YOUR TASK → Copy each line of the data below with the word "either".

━━━━━━━━━━

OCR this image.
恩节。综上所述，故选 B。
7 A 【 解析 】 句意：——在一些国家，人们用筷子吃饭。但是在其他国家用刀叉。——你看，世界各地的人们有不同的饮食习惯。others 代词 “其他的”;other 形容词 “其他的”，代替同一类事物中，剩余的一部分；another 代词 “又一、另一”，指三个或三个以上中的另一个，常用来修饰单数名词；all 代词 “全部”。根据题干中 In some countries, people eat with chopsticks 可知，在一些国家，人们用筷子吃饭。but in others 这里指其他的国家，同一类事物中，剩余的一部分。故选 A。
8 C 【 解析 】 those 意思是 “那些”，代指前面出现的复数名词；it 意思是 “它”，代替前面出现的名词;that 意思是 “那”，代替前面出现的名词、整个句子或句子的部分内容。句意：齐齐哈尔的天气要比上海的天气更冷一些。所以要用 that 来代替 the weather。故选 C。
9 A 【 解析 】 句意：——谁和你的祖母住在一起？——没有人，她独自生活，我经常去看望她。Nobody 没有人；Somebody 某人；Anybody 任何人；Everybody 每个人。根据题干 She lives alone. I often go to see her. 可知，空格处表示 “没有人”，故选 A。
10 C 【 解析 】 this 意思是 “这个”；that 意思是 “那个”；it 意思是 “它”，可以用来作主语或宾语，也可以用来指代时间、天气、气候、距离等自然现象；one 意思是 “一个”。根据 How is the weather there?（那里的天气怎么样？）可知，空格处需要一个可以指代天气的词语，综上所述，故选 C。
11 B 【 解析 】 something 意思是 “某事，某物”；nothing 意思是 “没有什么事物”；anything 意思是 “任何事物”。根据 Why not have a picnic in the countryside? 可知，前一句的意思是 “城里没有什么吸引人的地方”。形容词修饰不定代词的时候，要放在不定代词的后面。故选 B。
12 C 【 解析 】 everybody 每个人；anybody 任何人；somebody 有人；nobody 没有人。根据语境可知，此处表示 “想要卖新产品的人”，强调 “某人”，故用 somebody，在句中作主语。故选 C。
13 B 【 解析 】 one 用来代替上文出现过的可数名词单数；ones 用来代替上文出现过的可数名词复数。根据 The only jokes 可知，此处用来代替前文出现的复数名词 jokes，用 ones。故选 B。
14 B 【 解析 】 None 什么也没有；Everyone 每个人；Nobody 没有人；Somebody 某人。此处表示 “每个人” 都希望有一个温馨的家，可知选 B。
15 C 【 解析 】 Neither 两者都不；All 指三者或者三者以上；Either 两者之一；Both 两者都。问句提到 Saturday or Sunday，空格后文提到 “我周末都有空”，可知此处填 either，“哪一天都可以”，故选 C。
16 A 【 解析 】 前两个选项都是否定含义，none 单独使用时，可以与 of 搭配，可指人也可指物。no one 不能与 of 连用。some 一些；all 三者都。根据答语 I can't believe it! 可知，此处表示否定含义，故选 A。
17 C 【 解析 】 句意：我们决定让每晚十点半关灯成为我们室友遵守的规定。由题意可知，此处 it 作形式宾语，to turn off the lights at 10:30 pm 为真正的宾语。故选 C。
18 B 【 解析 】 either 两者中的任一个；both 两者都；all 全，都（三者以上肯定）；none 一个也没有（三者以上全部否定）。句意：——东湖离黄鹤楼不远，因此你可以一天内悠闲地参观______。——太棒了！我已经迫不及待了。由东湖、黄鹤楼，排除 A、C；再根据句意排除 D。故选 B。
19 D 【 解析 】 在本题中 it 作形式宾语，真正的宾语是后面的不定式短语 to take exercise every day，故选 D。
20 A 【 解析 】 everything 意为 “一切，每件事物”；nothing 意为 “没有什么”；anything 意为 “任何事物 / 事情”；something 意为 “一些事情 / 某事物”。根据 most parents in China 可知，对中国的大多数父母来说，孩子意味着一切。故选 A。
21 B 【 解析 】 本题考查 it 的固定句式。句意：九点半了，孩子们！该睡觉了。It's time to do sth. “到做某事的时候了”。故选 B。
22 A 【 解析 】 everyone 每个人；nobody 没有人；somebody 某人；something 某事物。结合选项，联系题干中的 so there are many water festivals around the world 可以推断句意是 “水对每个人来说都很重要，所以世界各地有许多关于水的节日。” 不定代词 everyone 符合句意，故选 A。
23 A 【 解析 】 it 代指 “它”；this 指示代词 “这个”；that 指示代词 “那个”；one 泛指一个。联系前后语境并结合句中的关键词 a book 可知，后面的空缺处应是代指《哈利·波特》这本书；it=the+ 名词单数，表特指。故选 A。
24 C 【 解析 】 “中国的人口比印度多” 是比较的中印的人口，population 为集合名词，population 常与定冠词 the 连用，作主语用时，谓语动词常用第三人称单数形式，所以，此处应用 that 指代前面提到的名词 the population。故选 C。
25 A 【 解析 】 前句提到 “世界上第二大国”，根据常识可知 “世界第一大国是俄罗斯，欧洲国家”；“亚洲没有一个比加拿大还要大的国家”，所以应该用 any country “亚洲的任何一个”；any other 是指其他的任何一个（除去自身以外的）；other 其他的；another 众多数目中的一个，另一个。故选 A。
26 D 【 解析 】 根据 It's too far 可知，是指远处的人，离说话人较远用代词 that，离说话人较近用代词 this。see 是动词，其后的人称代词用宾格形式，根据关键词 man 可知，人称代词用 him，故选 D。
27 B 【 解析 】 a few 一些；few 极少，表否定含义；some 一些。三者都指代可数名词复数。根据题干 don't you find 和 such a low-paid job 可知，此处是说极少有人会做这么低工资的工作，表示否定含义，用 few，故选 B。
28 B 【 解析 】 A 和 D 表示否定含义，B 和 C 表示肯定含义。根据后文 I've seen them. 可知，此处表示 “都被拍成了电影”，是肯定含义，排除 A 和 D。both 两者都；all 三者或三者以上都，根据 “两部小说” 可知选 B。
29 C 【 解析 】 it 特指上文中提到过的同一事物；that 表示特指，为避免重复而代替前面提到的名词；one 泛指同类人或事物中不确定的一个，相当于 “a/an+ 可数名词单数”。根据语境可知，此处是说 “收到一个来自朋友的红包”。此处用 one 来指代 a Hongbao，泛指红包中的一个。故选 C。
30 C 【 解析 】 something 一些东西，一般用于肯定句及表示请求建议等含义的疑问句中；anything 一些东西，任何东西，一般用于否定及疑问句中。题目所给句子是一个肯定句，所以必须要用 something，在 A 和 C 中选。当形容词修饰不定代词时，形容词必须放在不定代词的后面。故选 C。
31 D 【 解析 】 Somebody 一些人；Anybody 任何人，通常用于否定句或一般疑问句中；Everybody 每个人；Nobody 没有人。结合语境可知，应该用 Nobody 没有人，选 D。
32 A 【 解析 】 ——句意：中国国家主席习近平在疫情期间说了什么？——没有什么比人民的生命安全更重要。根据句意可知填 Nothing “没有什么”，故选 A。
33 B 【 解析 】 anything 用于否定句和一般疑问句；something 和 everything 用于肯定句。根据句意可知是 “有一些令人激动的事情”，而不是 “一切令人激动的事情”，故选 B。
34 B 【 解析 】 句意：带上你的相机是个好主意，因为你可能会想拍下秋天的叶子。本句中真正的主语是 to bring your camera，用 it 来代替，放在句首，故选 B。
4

━━━━━━━━━━

TASK OUTPUT →
15 C 【 解析 】 Neither 两者都不；All 指三者或者三者以上；Either 两者之一；Both 两者都。问句提到 Saturday or Sunday，空格后文提到 “我周末都有空”，可知此处填 either，“哪一天都可以”，故选 C。
18 B 【 解析 】 either 两者中的任一个；both 两者都；all 全，都（三者以上肯定）；none 一个也没有（三者以上全部否定）。句意：——东湖离黄鹤楼不远，因此你可以一天内悠闲地参观______。——太棒了！我已经迫不及待了。由东湖、黄鹤楼，排除 A、C；再根据句意排除 D。故选 B。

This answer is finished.